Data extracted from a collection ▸
** START **
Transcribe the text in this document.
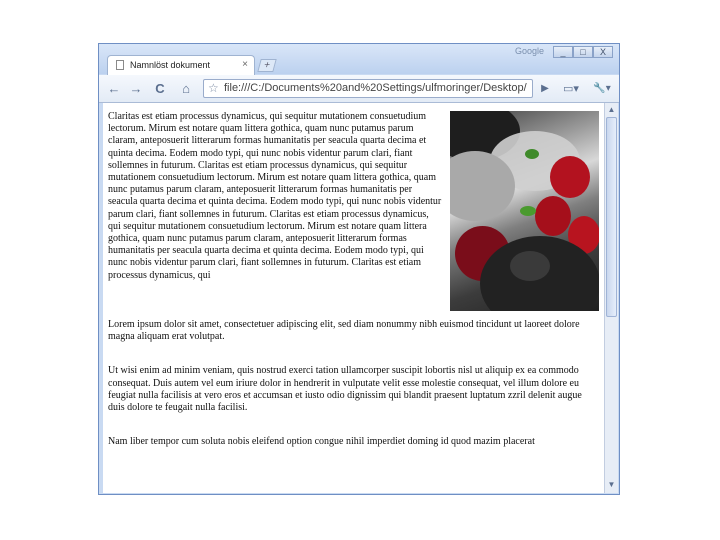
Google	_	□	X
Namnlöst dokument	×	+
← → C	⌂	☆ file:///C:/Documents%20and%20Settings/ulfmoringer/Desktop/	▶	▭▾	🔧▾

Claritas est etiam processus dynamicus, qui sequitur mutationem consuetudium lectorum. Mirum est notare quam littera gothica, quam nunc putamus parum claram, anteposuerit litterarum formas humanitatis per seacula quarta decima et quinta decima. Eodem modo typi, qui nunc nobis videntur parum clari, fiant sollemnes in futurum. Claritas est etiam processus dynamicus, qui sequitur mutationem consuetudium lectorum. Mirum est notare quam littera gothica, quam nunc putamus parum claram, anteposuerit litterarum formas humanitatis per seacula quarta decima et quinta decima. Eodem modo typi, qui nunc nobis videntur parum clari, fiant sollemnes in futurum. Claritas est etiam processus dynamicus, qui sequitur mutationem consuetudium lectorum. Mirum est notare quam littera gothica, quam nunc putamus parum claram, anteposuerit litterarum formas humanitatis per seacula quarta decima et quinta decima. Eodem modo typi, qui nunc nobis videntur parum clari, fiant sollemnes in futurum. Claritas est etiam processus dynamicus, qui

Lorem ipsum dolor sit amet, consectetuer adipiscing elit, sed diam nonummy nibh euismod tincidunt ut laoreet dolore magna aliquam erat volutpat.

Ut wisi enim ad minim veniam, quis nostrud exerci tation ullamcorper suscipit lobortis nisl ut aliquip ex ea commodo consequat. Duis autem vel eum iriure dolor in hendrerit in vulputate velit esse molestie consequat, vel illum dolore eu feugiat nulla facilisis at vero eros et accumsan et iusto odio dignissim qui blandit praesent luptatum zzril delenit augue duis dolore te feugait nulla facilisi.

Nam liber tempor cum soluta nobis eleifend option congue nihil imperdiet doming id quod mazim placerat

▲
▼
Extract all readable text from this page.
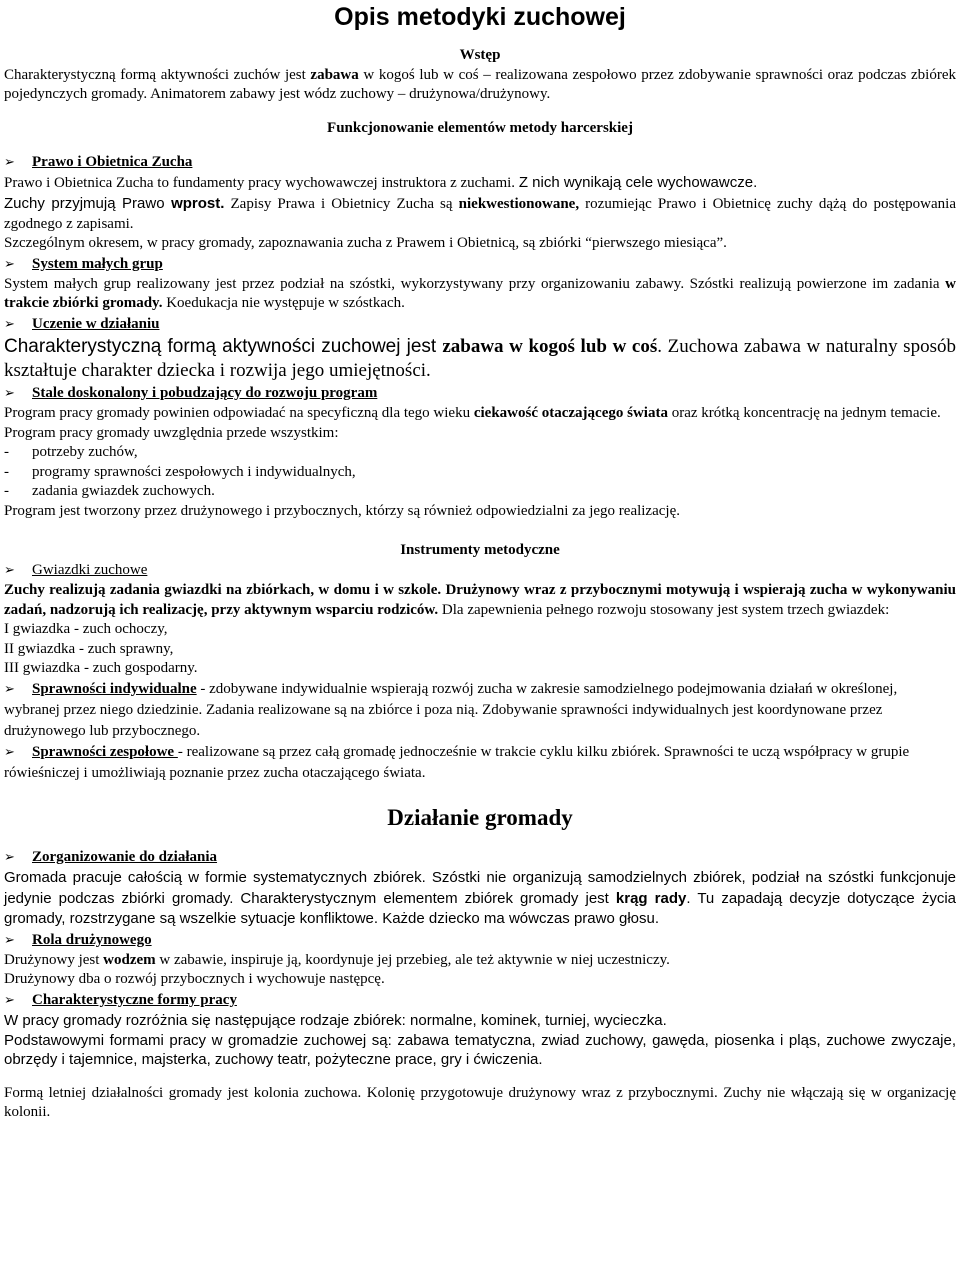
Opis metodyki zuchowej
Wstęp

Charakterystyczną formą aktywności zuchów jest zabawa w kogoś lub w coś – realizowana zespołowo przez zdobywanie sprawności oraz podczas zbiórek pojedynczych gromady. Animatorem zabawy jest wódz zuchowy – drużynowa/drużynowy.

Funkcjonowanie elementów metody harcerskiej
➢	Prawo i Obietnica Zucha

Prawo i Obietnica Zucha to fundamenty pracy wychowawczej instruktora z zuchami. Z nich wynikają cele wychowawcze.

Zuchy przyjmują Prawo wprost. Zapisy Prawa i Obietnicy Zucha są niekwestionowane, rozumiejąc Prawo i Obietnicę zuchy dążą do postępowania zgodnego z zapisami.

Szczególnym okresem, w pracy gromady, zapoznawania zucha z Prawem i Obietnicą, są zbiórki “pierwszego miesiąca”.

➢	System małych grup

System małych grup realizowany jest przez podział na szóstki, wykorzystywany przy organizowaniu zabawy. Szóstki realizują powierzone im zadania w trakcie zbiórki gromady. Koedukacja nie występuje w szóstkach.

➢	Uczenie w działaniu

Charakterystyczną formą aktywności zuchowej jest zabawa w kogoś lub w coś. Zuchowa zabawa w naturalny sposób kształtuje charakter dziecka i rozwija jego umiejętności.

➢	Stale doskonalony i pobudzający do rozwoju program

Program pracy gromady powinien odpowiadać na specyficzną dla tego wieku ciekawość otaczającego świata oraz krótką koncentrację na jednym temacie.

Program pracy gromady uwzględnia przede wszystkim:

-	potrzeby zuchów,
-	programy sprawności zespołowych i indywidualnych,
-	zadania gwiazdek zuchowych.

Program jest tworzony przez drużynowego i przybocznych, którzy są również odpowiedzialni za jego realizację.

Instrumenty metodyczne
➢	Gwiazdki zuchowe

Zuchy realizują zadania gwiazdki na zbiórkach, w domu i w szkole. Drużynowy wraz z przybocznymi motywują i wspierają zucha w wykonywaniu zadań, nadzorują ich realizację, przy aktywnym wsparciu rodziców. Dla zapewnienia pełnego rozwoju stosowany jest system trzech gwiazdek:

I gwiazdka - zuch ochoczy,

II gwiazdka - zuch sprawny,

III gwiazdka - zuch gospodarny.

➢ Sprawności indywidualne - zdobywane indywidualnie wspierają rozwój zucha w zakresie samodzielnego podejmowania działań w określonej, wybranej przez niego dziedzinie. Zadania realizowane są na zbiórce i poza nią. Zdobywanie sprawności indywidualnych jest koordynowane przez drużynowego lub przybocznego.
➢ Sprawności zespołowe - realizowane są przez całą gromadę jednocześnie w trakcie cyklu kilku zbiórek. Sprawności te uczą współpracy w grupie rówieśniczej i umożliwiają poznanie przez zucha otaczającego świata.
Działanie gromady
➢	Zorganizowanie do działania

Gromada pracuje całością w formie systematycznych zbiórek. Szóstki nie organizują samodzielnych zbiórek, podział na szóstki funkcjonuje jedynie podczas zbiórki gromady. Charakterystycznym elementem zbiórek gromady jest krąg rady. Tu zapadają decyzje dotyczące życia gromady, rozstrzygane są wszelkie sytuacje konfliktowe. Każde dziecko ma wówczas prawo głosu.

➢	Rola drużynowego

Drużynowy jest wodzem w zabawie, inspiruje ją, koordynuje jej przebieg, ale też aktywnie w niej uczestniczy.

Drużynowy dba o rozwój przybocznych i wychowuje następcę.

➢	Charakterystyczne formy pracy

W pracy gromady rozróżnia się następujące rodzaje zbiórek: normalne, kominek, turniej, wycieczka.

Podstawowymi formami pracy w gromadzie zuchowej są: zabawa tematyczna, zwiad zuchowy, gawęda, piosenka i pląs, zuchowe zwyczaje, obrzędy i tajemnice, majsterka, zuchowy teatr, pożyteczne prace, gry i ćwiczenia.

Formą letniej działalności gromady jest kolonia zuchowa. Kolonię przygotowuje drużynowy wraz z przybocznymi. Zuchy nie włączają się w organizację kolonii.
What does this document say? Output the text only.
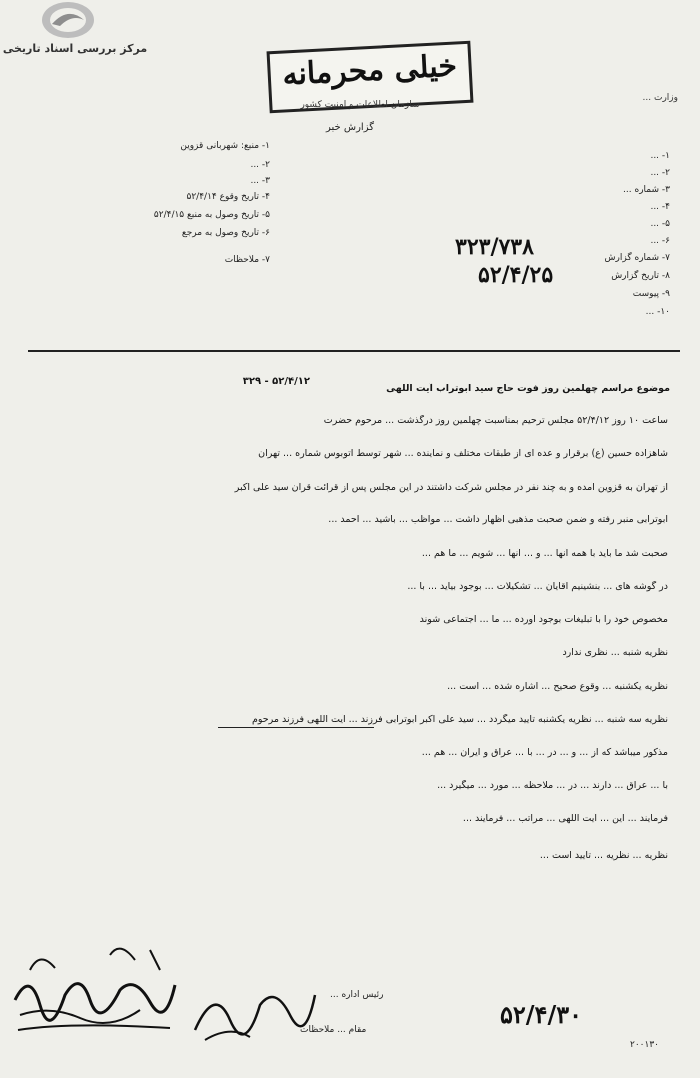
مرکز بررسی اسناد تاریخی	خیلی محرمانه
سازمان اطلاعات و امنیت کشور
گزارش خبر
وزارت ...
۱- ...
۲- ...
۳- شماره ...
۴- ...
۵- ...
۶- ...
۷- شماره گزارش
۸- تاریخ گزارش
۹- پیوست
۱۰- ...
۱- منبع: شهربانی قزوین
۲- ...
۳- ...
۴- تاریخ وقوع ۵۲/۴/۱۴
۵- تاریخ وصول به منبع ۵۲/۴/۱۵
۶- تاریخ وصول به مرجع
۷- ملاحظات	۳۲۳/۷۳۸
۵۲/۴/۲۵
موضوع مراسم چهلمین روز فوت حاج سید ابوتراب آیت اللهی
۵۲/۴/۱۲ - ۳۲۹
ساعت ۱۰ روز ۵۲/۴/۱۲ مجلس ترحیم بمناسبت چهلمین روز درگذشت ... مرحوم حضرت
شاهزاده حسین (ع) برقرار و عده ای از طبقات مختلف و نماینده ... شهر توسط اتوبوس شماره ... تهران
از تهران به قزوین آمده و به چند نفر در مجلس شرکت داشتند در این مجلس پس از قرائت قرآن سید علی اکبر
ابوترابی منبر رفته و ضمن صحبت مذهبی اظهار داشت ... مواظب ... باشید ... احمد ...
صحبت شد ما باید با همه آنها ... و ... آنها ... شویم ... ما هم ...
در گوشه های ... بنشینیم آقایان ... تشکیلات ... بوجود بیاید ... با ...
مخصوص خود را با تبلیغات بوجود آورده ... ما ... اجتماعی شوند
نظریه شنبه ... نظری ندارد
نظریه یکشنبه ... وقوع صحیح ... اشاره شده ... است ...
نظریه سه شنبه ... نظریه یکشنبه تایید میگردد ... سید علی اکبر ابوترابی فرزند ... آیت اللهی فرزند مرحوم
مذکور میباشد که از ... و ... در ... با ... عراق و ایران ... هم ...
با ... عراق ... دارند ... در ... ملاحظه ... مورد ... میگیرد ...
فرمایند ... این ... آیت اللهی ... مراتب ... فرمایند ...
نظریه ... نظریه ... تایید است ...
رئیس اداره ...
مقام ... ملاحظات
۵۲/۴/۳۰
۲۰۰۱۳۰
** END **
WHAT THIS TASK INVOLVES ▸ Display every line of the listing that contains the string "zabawy".

EXERCISE ANSWER ▸
Charakterystyczną formą aktywności zuchów jest zabawa w kogoś lub w coś – realizowana zespołowo przez zdobywanie sprawności oraz podczas zbiórek pojedynczych gromady. Animatorem zabawy jest wódz zuchowy – drużynowa/drużynowy.
System małych grup realizowany jest przez podział na szóstki, wykorzystywany przy organizowaniu zabawy. Szóstki realizują powierzone im zadania w trakcie zbiórki gromady. Koedukacja nie występuje w szóstkach.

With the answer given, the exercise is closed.